> [Task objective] Pictures aside, repeat every entry exactly.

─── Task inputs ───

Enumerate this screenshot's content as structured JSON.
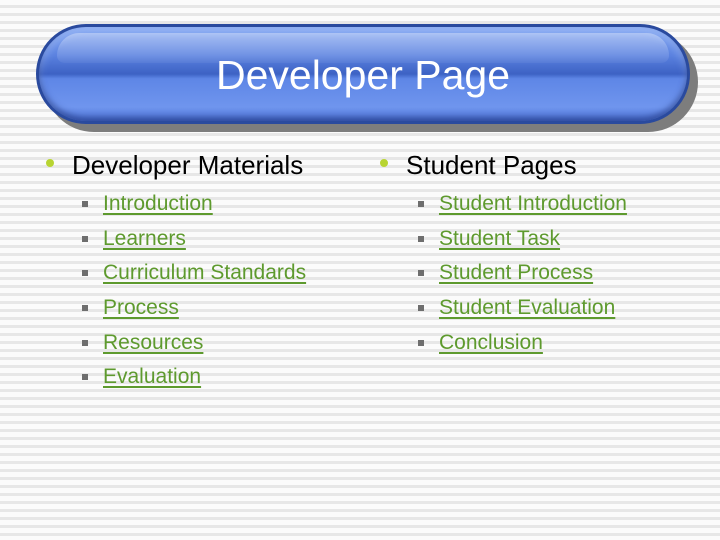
{
  "slide": {
    "title": "Developer Page",
    "colors": {
      "banner": "#4f74d6",
      "title_text": "#ffffff",
      "bullet": "#b8d432",
      "link": "#5e9a2e",
      "sub_bullet": "#6e6e6e"
    }
  },
  "sections": [
    {
      "heading": "Developer Materials",
      "bullet_icon": "round-bullet",
      "links": [
        {
          "label": "Introduction",
          "icon": "square-bullet"
        },
        {
          "label": "Learners",
          "icon": "square-bullet"
        },
        {
          "label": "Curriculum Standards",
          "icon": "square-bullet"
        },
        {
          "label": "Process",
          "icon": "square-bullet"
        },
        {
          "label": "Resources",
          "icon": "square-bullet"
        },
        {
          "label": "Evaluation",
          "icon": "square-bullet"
        }
      ]
    },
    {
      "heading": "Student Pages",
      "bullet_icon": "round-bullet",
      "links": [
        {
          "label": "Student Introduction",
          "icon": "square-bullet"
        },
        {
          "label": "Student Task",
          "icon": "square-bullet"
        },
        {
          "label": "Student Process",
          "icon": "square-bullet"
        },
        {
          "label": "Student Evaluation",
          "icon": "square-bullet"
        },
        {
          "label": "Conclusion",
          "icon": "square-bullet"
        }
      ]
    }
  ]
}
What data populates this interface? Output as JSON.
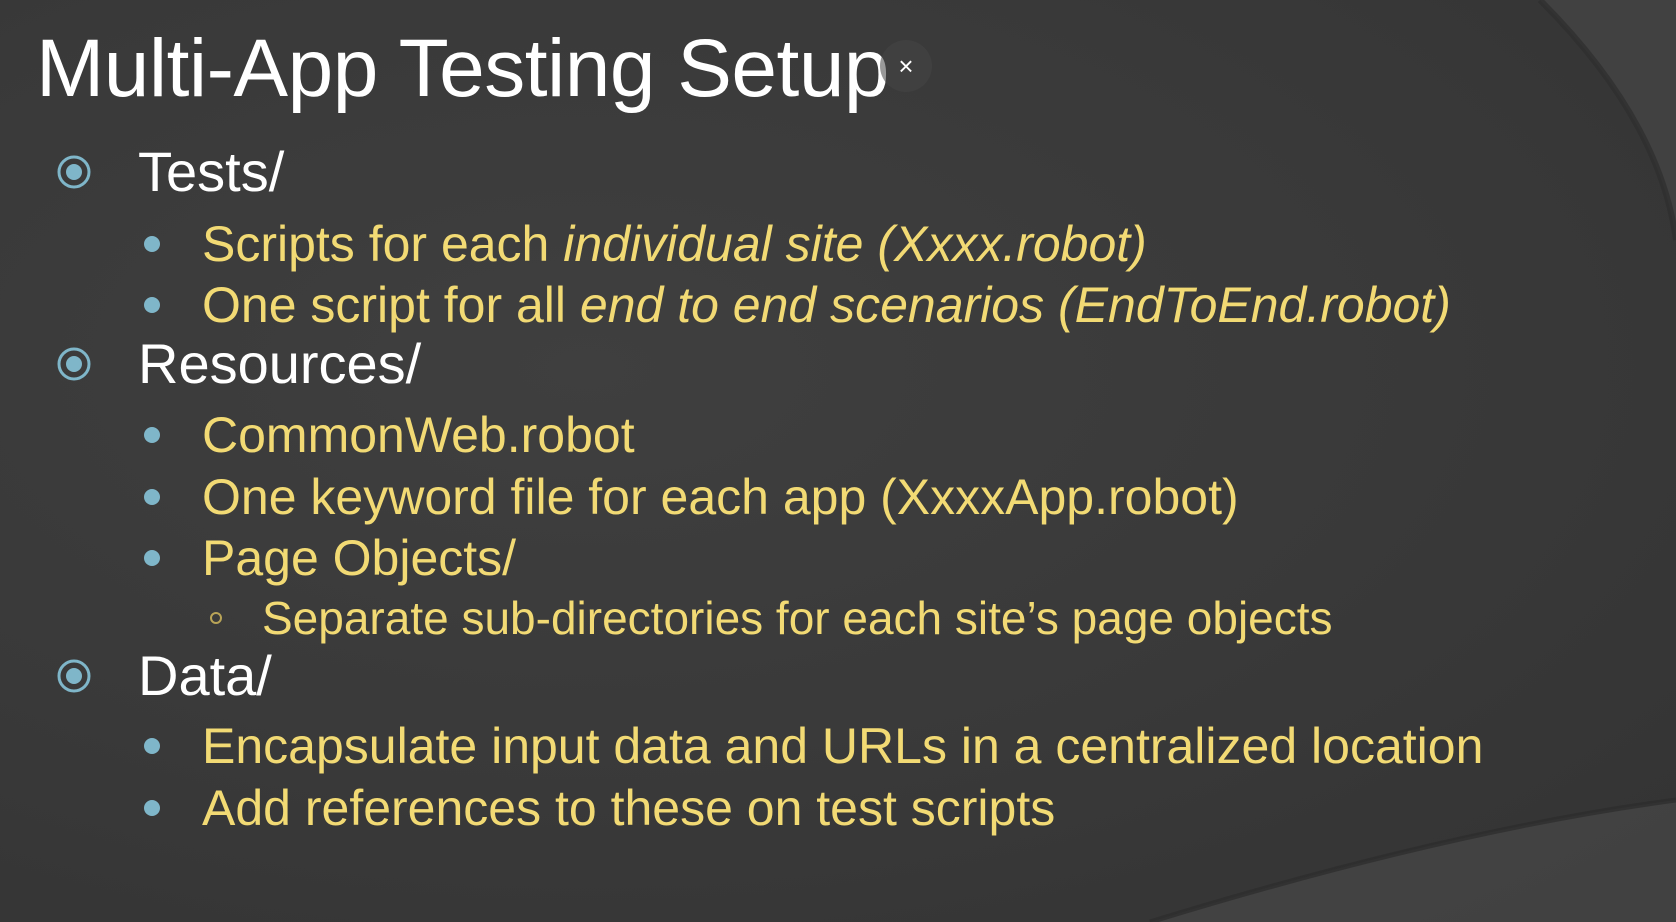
{
  "slide": {
    "title": "Multi-App Testing Setup",
    "close_label": "×"
  },
  "colors": {
    "background": "#3a3a3a",
    "title_text": "#ffffff",
    "level1_text": "#ffffff",
    "level2_text": "#f2da74",
    "bullet_accent": "#7fb6c9"
  },
  "icons": {
    "level1_bullet": "concentric-circle-icon",
    "level2_bullet": "filled-dot-icon",
    "level3_bullet": "hollow-circle-icon",
    "close": "close-icon"
  },
  "sections": [
    {
      "heading": "Tests/",
      "items": [
        {
          "normal": "Scripts for each ",
          "italic": "individual site (Xxxx.robot)"
        },
        {
          "normal": "One script for all ",
          "italic": "end to end scenarios (EndToEnd.robot)"
        }
      ]
    },
    {
      "heading": "Resources/",
      "items": [
        {
          "normal": "CommonWeb.robot",
          "italic": ""
        },
        {
          "normal": "One keyword file for each app (XxxxApp.robot)",
          "italic": ""
        },
        {
          "normal": "Page Objects/",
          "italic": ""
        }
      ],
      "subitems": [
        "Separate sub-directories for each site’s page objects"
      ]
    },
    {
      "heading": "Data/",
      "items": [
        {
          "normal": "Encapsulate input data and URLs in a centralized location",
          "italic": ""
        },
        {
          "normal": "Add references to these on test scripts",
          "italic": ""
        }
      ]
    }
  ]
}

───

> [Output for this exercise]
Enumerate this screenshot's content as structured JSON.
{
  "slide": {
    "title": "Developer Page",
    "colors": {
      "banner": "#4f74d6",
      "title_text": "#ffffff",
      "bullet": "#b8d432",
      "link": "#5e9a2e",
      "sub_bullet": "#6e6e6e"
    }
  },
  "sections": [
    {
      "heading": "Developer Materials",
      "bullet_icon": "round-bullet",
      "links": [
        {
          "label": "Introduction",
          "icon": "square-bullet"
        },
        {
          "label": "Learners",
          "icon": "square-bullet"
        },
        {
          "label": "Curriculum Standards",
          "icon": "square-bullet"
        },
        {
          "label": "Process",
          "icon": "square-bullet"
        },
        {
          "label": "Resources",
          "icon": "square-bullet"
        },
        {
          "label": "Evaluation",
          "icon": "square-bullet"
        }
      ]
    },
    {
      "heading": "Student Pages",
      "bullet_icon": "round-bullet",
      "links": [
        {
          "label": "Student Introduction",
          "icon": "square-bullet"
        },
        {
          "label": "Student Task",
          "icon": "square-bullet"
        },
        {
          "label": "Student Process",
          "icon": "square-bullet"
        },
        {
          "label": "Student Evaluation",
          "icon": "square-bullet"
        },
        {
          "label": "Conclusion",
          "icon": "square-bullet"
        }
      ]
    }
  ]
}
What data populates this interface? Output as JSON.
{
  "slide": {
    "title": "Multi-App Testing Setup",
    "close_label": "×"
  },
  "colors": {
    "background": "#3a3a3a",
    "title_text": "#ffffff",
    "level1_text": "#ffffff",
    "level2_text": "#f2da74",
    "bullet_accent": "#7fb6c9"
  },
  "icons": {
    "level1_bullet": "concentric-circle-icon",
    "level2_bullet": "filled-dot-icon",
    "level3_bullet": "hollow-circle-icon",
    "close": "close-icon"
  },
  "sections": [
    {
      "heading": "Tests/",
      "items": [
        {
          "normal": "Scripts for each ",
          "italic": "individual site (Xxxx.robot)"
        },
        {
          "normal": "One script for all ",
          "italic": "end to end scenarios (EndToEnd.robot)"
        }
      ]
    },
    {
      "heading": "Resources/",
      "items": [
        {
          "normal": "CommonWeb.robot",
          "italic": ""
        },
        {
          "normal": "One keyword file for each app (XxxxApp.robot)",
          "italic": ""
        },
        {
          "normal": "Page Objects/",
          "italic": ""
        }
      ],
      "subitems": [
        "Separate sub-directories for each site’s page objects"
      ]
    },
    {
      "heading": "Data/",
      "items": [
        {
          "normal": "Encapsulate input data and URLs in a centralized location",
          "italic": ""
        },
        {
          "normal": "Add references to these on test scripts",
          "italic": ""
        }
      ]
    }
  ]
}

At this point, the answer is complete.